Problem description: Please output the records below in full, exactly as given, but without the images.

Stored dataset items
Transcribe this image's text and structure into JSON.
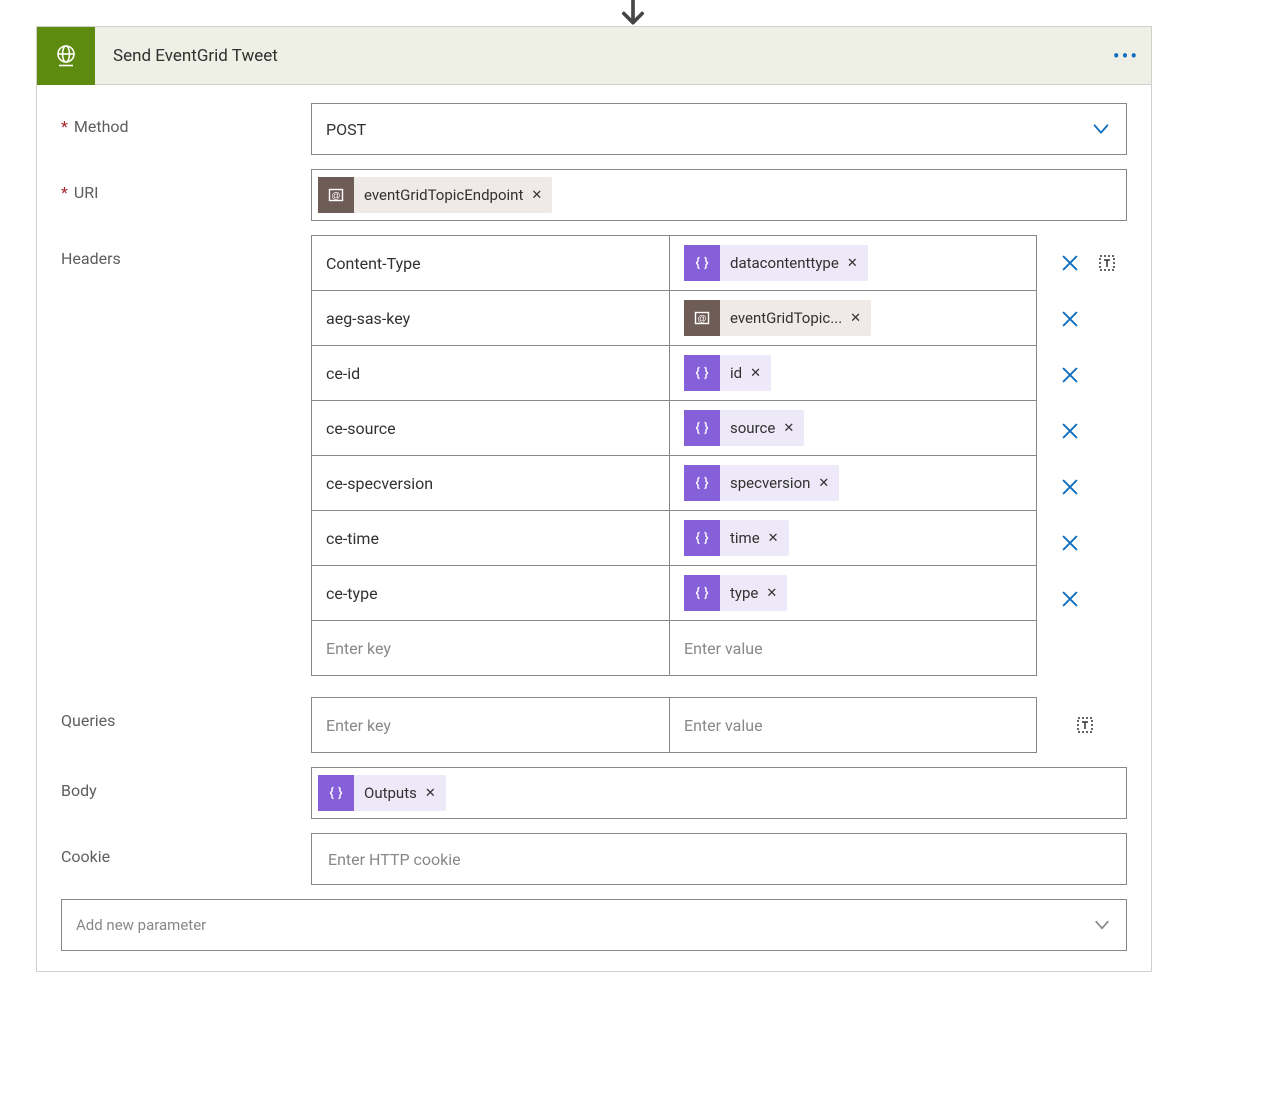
{
  "action": {
    "title": "Send EventGrid Tweet"
  },
  "fields": {
    "method": {
      "label": "Method",
      "value": "POST"
    },
    "uri": {
      "label": "URI",
      "tokens": [
        {
          "label": "eventGridTopicEndpoint",
          "icon": "[@]",
          "style": "brown"
        }
      ]
    },
    "headers": {
      "label": "Headers",
      "rows": [
        {
          "key": "Content-Type",
          "val": {
            "label": "datacontenttype",
            "icon": "{ }",
            "style": "purple"
          }
        },
        {
          "key": "aeg-sas-key",
          "val": {
            "label": "eventGridTopic...",
            "icon": "[@]",
            "style": "brown"
          }
        },
        {
          "key": "ce-id",
          "val": {
            "label": "id",
            "icon": "{ }",
            "style": "purple"
          }
        },
        {
          "key": "ce-source",
          "val": {
            "label": "source",
            "icon": "{ }",
            "style": "purple"
          }
        },
        {
          "key": "ce-specversion",
          "val": {
            "label": "specversion",
            "icon": "{ }",
            "style": "purple"
          }
        },
        {
          "key": "ce-time",
          "val": {
            "label": "time",
            "icon": "{ }",
            "style": "purple"
          }
        },
        {
          "key": "ce-type",
          "val": {
            "label": "type",
            "icon": "{ }",
            "style": "purple"
          }
        }
      ],
      "placeholder_key": "Enter key",
      "placeholder_val": "Enter value"
    },
    "queries": {
      "label": "Queries",
      "placeholder_key": "Enter key",
      "placeholder_val": "Enter value"
    },
    "body": {
      "label": "Body",
      "tokens": [
        {
          "label": "Outputs",
          "icon": "{ }",
          "style": "purple"
        }
      ]
    },
    "cookie": {
      "label": "Cookie",
      "placeholder": "Enter HTTP cookie"
    }
  },
  "addParam": "Add new parameter"
}
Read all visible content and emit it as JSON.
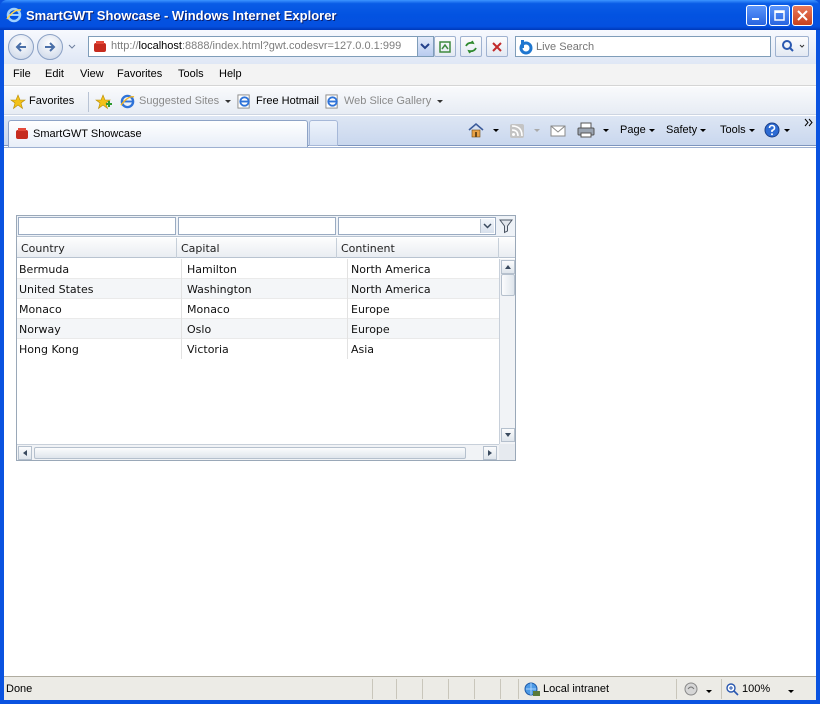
{
  "window": {
    "title": "SmartGWT Showcase - Windows Internet Explorer"
  },
  "addressbar": {
    "url_prefix": "http://",
    "url_host": "localhost",
    "url_rest": ":8888/index.html?gwt.codesvr=127.0.0.1:999",
    "search_placeholder": "Live Search"
  },
  "menu": [
    "File",
    "Edit",
    "View",
    "Favorites",
    "Tools",
    "Help"
  ],
  "favorites_bar": {
    "favorites": "Favorites",
    "suggested": "Suggested Sites",
    "hotmail": "Free Hotmail",
    "webslice": "Web Slice Gallery"
  },
  "tab": {
    "label": "SmartGWT Showcase"
  },
  "commands": {
    "page": "Page",
    "safety": "Safety",
    "tools": "Tools"
  },
  "grid": {
    "columns": [
      "Country",
      "Capital",
      "Continent"
    ],
    "rows": [
      [
        "Bermuda",
        "Hamilton",
        "North America"
      ],
      [
        "United States",
        "Washington",
        "North America"
      ],
      [
        "Monaco",
        "Monaco",
        "Europe"
      ],
      [
        "Norway",
        "Oslo",
        "Europe"
      ],
      [
        "Hong Kong",
        "Victoria",
        "Asia"
      ]
    ]
  },
  "status": {
    "text": "Done",
    "zone": "Local intranet",
    "zoom": "100%"
  },
  "colors": {
    "titlebar": "#0353e1",
    "grid_border": "#9aa8b8"
  }
}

Task answer:
Transcribe this image's text and structure into JSON.
{
  "action": {
    "title": "Send EventGrid Tweet"
  },
  "fields": {
    "method": {
      "label": "Method",
      "value": "POST"
    },
    "uri": {
      "label": "URI",
      "tokens": [
        {
          "label": "eventGridTopicEndpoint",
          "icon": "[@]",
          "style": "brown"
        }
      ]
    },
    "headers": {
      "label": "Headers",
      "rows": [
        {
          "key": "Content-Type",
          "val": {
            "label": "datacontenttype",
            "icon": "{ }",
            "style": "purple"
          }
        },
        {
          "key": "aeg-sas-key",
          "val": {
            "label": "eventGridTopic...",
            "icon": "[@]",
            "style": "brown"
          }
        },
        {
          "key": "ce-id",
          "val": {
            "label": "id",
            "icon": "{ }",
            "style": "purple"
          }
        },
        {
          "key": "ce-source",
          "val": {
            "label": "source",
            "icon": "{ }",
            "style": "purple"
          }
        },
        {
          "key": "ce-specversion",
          "val": {
            "label": "specversion",
            "icon": "{ }",
            "style": "purple"
          }
        },
        {
          "key": "ce-time",
          "val": {
            "label": "time",
            "icon": "{ }",
            "style": "purple"
          }
        },
        {
          "key": "ce-type",
          "val": {
            "label": "type",
            "icon": "{ }",
            "style": "purple"
          }
        }
      ],
      "placeholder_key": "Enter key",
      "placeholder_val": "Enter value"
    },
    "queries": {
      "label": "Queries",
      "placeholder_key": "Enter key",
      "placeholder_val": "Enter value"
    },
    "body": {
      "label": "Body",
      "tokens": [
        {
          "label": "Outputs",
          "icon": "{ }",
          "style": "purple"
        }
      ]
    },
    "cookie": {
      "label": "Cookie",
      "placeholder": "Enter HTTP cookie"
    }
  },
  "addParam": "Add new parameter"
}
Read all visible content and emit it as JSON.
{
  "window": {
    "title": "SmartGWT Showcase - Windows Internet Explorer"
  },
  "addressbar": {
    "url_prefix": "http://",
    "url_host": "localhost",
    "url_rest": ":8888/index.html?gwt.codesvr=127.0.0.1:999",
    "search_placeholder": "Live Search"
  },
  "menu": [
    "File",
    "Edit",
    "View",
    "Favorites",
    "Tools",
    "Help"
  ],
  "favorites_bar": {
    "favorites": "Favorites",
    "suggested": "Suggested Sites",
    "hotmail": "Free Hotmail",
    "webslice": "Web Slice Gallery"
  },
  "tab": {
    "label": "SmartGWT Showcase"
  },
  "commands": {
    "page": "Page",
    "safety": "Safety",
    "tools": "Tools"
  },
  "grid": {
    "columns": [
      "Country",
      "Capital",
      "Continent"
    ],
    "rows": [
      [
        "Bermuda",
        "Hamilton",
        "North America"
      ],
      [
        "United States",
        "Washington",
        "North America"
      ],
      [
        "Monaco",
        "Monaco",
        "Europe"
      ],
      [
        "Norway",
        "Oslo",
        "Europe"
      ],
      [
        "Hong Kong",
        "Victoria",
        "Asia"
      ]
    ]
  },
  "status": {
    "text": "Done",
    "zone": "Local intranet",
    "zoom": "100%"
  },
  "colors": {
    "titlebar": "#0353e1",
    "grid_border": "#9aa8b8"
  }
}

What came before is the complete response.